* [Problème à résoudre]:
Recopiez mot pour mot le passage du texte sur le racisme à Cuba qui va de « S comme sombras » à « Photo Céline Gruyer. ».

* [Texte à lire]:

+===+

S comme sombras

« Sin el Negro Cuba no seria Cuba. »
Fernando Ortiz

Vous êtes de type caucasien ? La discrimination raciale ne vous sautera pas aux yeux à Cuba. Mais elle est bien là et se manifeste de la même façon que dans les rues de nos villes européennes…

Pourtant un des chantiers de la Revolución a été de combattre le racisme et dès 1961 celui-ci était officiellement éradiqué. Belle performance pour ce pays qui a été la plaque tournante du commerce des personnes réduites en esclavage…

La Habana, ministerio del azucar 2010. Photo Céline Gruyer.

1 000 Sombras de piel

Aujourd’hui on admet généralement que 37 % des Cubains sont des Blancs (majoritairement d’origine espagnole), 51 % sont des Métis (reste à savoir qui se considère comme métis) et 11 % sont des Noirs d’origine africaine. Les Asiatiques représentent 1 % de la population et les Amérindiens, occupants originels de l’île, ont presque disparu. Voir à ce sujet l’article D’où venaient les premiers Cubains ?

Notez que les Africains d’Angola, du Nigeria ou du Sénégal ne sont pas l’unique apport de population depuis que les conquistadores ont décimé les Taïnos : des Chinois, Japonais, Français (via Haïti surtout), Libanais, Jamaïcains, États-Uniens et Canadiens ont émigré de tous temps. Et plus récemment des Russes !

Munis de ces quelques chiffres vous pouvez vous balader dans Centro Habana, dans le reparto Van Van à Santiago, ou vers Santa Ana à Trinidad et vous constaterez un parallèle entre nuance de peau et grande pauvreté. À l’inverse, visez l’Asamblea Nacional del Poder Popular : les Noirs – et les femmes – y sont bien entendu sous représentés.

+===+

* [Données fournies]:
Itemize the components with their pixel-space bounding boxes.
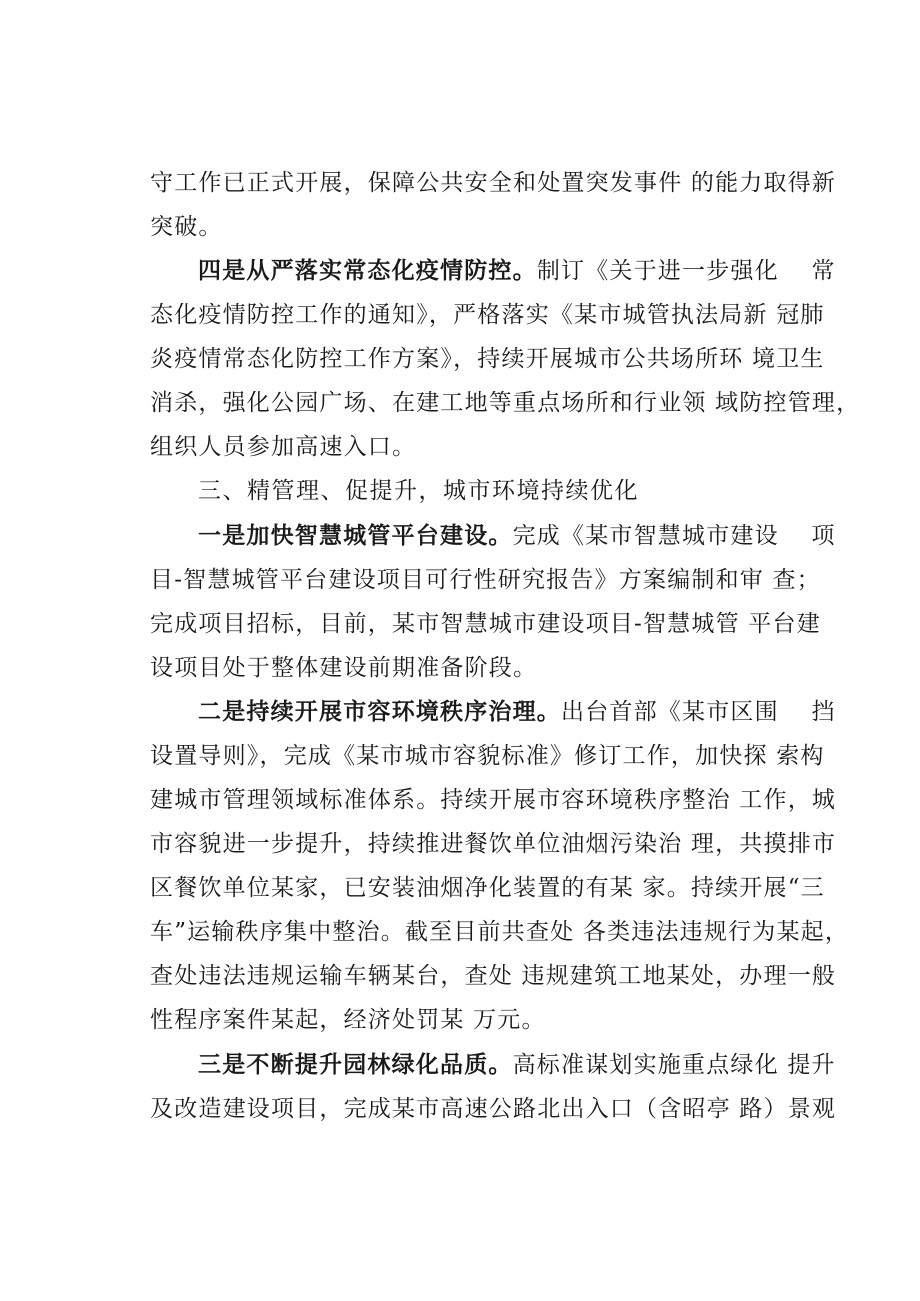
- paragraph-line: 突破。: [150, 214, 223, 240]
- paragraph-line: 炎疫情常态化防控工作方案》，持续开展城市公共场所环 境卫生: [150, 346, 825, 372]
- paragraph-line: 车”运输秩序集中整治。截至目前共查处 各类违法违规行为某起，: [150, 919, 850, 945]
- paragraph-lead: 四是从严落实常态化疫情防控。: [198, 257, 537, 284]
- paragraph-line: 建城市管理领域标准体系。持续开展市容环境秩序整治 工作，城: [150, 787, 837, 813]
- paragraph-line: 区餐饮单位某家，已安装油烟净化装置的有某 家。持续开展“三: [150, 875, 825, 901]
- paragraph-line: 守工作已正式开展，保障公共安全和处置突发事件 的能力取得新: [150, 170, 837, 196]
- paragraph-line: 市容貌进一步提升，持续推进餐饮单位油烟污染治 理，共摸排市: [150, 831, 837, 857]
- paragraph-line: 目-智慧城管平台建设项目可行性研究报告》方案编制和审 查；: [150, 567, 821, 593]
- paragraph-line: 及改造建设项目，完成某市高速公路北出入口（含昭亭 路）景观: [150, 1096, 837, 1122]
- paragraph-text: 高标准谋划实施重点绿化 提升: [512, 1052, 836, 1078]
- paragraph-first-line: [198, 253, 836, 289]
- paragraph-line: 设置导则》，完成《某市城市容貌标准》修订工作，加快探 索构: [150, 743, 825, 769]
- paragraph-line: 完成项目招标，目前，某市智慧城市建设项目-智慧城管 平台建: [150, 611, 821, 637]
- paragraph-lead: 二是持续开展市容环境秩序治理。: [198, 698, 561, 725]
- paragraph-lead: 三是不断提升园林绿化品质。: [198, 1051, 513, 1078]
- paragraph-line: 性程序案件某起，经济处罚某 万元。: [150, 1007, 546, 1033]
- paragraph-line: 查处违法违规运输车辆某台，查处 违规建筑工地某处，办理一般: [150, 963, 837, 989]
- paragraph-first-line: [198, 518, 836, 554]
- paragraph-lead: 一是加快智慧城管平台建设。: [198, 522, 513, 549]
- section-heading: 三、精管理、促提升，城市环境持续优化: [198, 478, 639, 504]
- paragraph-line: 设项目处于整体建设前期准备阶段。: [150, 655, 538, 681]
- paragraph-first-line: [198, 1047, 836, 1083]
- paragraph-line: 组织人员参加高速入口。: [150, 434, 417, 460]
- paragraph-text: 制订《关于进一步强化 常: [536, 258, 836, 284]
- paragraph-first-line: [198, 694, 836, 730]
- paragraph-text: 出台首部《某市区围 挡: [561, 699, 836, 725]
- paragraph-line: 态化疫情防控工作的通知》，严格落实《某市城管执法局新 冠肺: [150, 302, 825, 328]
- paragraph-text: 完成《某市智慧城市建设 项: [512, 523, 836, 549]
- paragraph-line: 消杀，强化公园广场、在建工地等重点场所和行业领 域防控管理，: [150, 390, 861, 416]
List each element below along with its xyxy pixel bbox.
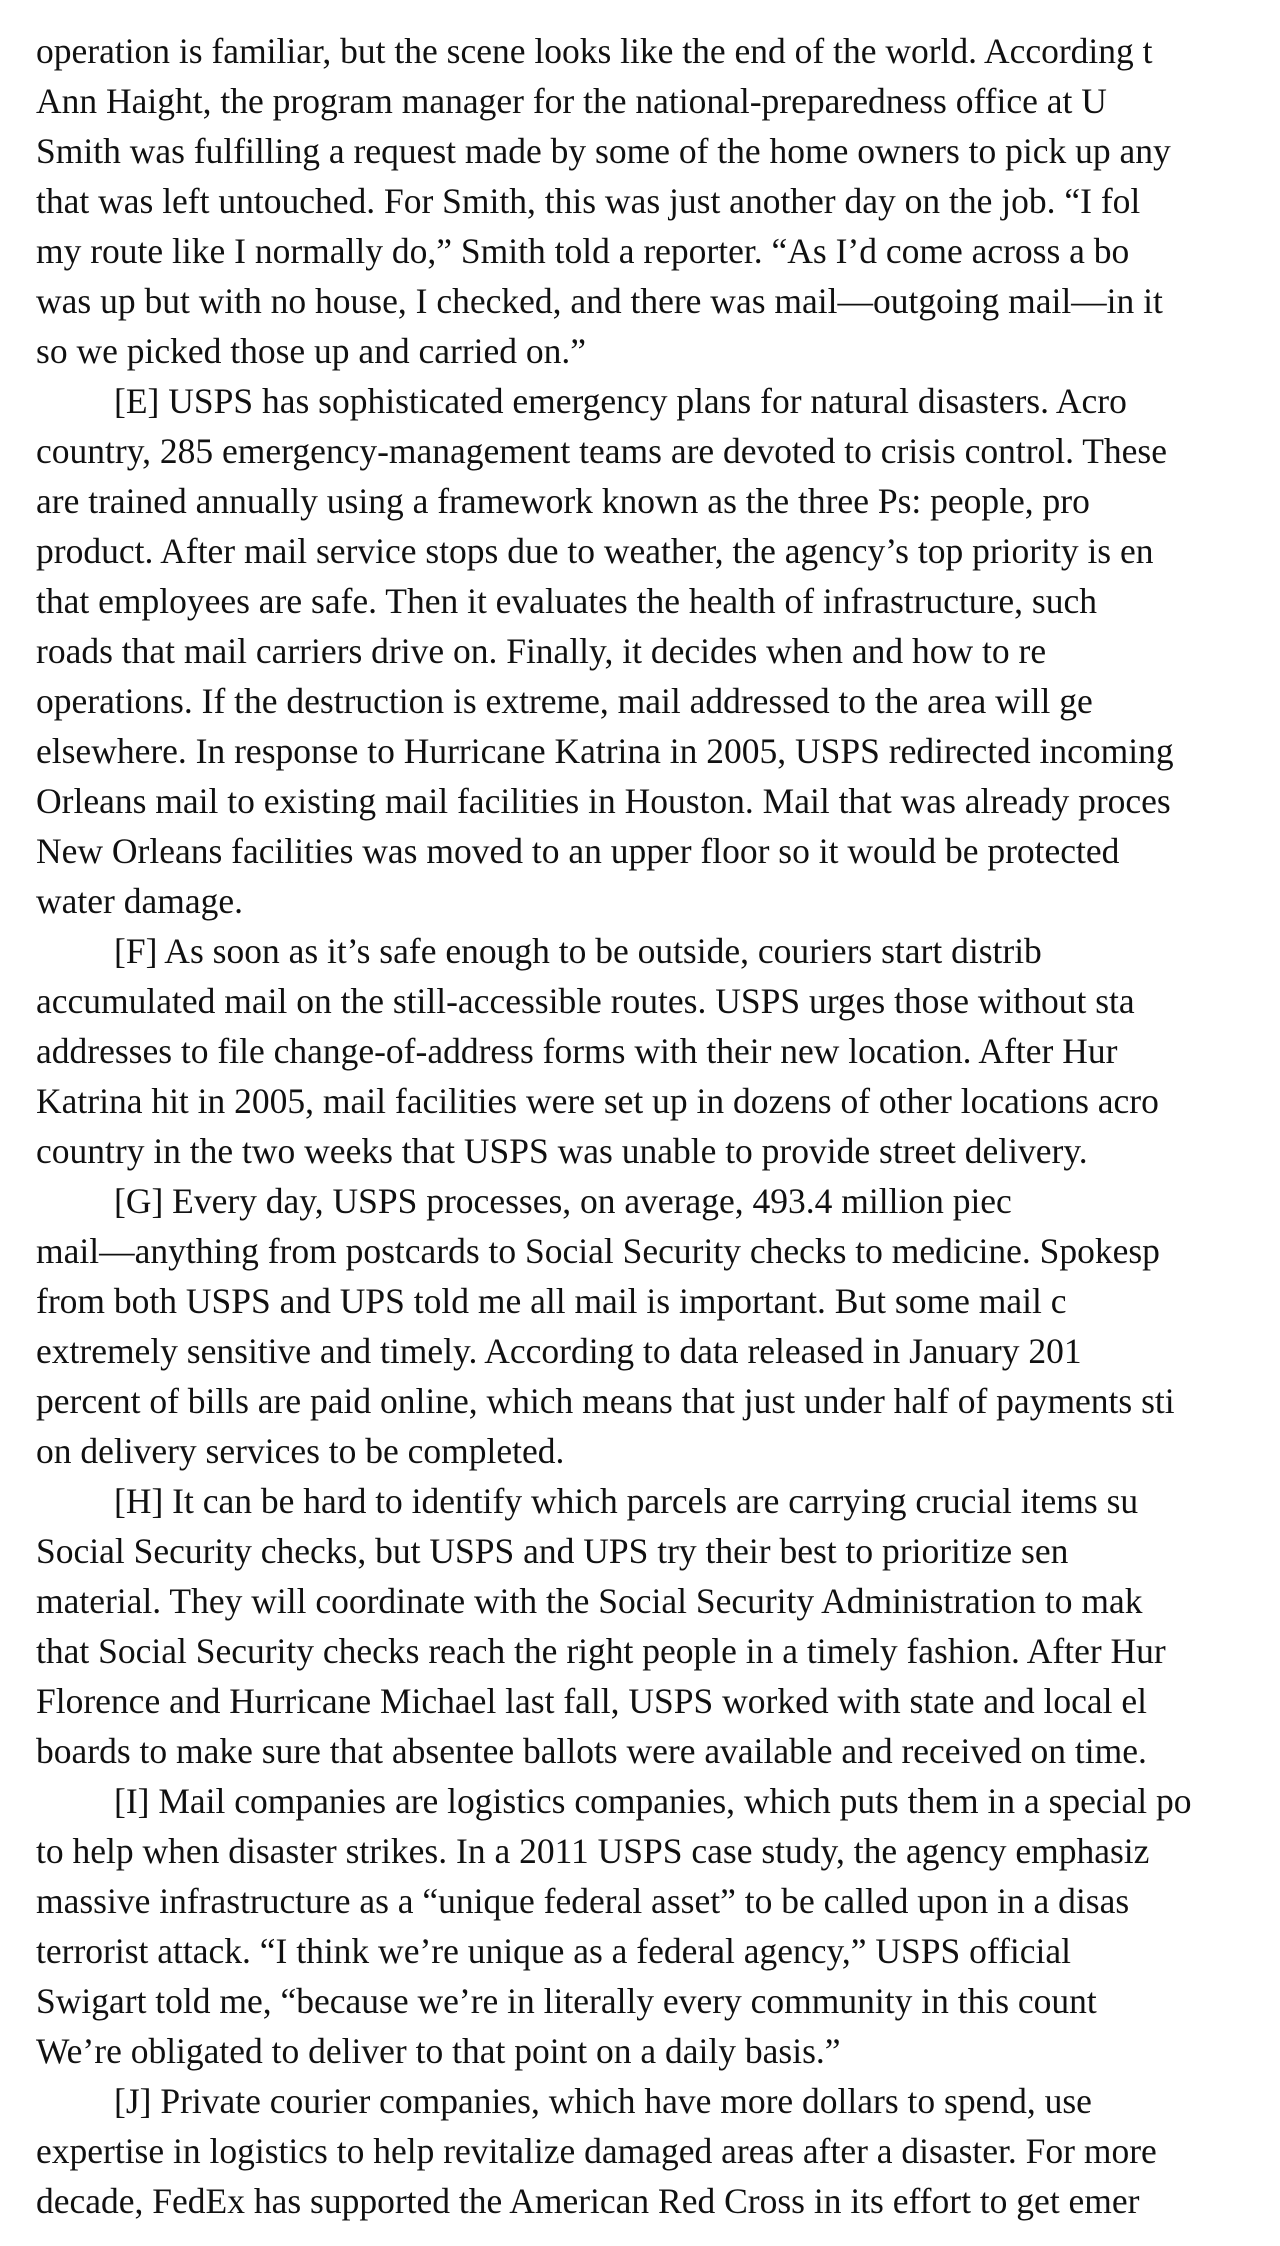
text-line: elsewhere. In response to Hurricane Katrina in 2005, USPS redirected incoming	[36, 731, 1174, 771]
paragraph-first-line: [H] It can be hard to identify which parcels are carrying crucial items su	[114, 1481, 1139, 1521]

+===+

* [Résultat attendu]:
S comme sombras

« Sin el Negro Cuba no seria Cuba. »
Fernando Ortiz

Vous êtes de type caucasien ? La discrimination raciale ne vous sautera pas aux yeux à Cuba. Mais elle est bien là et se manifeste de la même façon que dans les rues de nos villes européennes…

Pourtant un des chantiers de la Revolución a été de combattre le racisme et dès 1961 celui-ci était officiellement éradiqué. Belle performance pour ce pays qui a été la plaque tournante du commerce des personnes réduites en esclavage…

La Habana, ministerio del azucar 2010. Photo Céline Gruyer.